Copy out, from the entries below, each line holding the string "image".

Structured figure records:

::::::::

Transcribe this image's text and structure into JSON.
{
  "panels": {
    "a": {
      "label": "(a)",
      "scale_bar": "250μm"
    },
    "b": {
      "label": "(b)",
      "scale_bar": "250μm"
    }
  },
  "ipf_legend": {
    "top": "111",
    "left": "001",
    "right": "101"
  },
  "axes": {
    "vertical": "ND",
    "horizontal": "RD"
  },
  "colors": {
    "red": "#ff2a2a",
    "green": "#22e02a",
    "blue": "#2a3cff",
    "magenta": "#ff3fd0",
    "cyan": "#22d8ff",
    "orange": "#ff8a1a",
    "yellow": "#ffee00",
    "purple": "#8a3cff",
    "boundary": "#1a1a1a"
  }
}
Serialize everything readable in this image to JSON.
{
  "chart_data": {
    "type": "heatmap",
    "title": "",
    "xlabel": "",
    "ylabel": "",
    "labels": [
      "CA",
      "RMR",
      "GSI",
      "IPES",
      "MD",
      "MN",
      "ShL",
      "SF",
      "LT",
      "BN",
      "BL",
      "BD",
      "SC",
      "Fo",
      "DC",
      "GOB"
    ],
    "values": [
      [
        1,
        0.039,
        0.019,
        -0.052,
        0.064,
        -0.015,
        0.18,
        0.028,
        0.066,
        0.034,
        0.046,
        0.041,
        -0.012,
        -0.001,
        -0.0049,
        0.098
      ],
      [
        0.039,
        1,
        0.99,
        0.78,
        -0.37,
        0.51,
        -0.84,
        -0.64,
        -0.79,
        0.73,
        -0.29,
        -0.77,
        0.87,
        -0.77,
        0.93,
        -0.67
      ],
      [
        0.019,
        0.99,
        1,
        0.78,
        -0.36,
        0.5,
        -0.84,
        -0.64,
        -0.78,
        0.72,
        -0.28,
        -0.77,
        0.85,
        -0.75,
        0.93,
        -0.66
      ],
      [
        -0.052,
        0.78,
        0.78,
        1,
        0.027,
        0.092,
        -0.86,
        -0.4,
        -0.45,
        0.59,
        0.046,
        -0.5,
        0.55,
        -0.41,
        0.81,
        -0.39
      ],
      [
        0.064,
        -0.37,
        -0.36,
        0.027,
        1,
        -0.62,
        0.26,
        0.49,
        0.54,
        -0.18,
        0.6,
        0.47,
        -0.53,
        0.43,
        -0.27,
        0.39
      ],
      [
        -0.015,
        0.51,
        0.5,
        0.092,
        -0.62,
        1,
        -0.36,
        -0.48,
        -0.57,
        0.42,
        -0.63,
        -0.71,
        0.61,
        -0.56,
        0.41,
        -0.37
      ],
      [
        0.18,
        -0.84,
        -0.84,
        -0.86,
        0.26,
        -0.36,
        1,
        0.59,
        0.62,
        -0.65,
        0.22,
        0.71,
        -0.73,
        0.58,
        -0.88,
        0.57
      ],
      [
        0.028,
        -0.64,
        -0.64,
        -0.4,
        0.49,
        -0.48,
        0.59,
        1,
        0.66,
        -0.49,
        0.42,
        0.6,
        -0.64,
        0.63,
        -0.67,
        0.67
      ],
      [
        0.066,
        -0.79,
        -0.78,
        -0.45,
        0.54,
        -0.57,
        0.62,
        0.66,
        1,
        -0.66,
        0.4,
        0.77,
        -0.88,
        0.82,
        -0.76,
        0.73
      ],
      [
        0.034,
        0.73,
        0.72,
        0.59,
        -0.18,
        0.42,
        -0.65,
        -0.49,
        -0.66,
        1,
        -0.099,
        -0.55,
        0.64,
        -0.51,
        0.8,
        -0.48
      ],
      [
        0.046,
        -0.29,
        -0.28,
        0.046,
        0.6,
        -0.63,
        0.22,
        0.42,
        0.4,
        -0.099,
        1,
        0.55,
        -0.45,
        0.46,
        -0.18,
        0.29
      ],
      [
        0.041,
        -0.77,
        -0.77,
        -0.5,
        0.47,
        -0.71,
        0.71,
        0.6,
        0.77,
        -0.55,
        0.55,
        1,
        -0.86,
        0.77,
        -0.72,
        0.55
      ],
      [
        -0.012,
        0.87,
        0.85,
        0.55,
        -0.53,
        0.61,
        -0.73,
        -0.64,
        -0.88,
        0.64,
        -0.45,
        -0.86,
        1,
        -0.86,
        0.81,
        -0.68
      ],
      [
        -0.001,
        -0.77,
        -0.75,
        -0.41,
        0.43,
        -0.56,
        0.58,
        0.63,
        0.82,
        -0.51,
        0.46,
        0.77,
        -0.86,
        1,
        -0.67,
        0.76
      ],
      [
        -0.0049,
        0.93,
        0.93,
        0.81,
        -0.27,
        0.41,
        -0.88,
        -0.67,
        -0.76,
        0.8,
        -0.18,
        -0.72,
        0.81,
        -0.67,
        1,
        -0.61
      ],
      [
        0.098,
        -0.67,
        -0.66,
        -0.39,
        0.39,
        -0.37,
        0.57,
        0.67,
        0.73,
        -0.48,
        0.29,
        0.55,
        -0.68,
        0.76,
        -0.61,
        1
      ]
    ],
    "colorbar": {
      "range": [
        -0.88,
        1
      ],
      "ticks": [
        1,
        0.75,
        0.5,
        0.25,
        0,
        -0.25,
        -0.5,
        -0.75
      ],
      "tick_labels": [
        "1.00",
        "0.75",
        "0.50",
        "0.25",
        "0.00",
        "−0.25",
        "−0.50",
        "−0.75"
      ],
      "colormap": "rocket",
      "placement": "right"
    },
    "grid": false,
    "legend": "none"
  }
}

::::::::

### Exercise solution:
Transcribe this image's text and structure into JSON.
Serialize everything readable in this image to JSON.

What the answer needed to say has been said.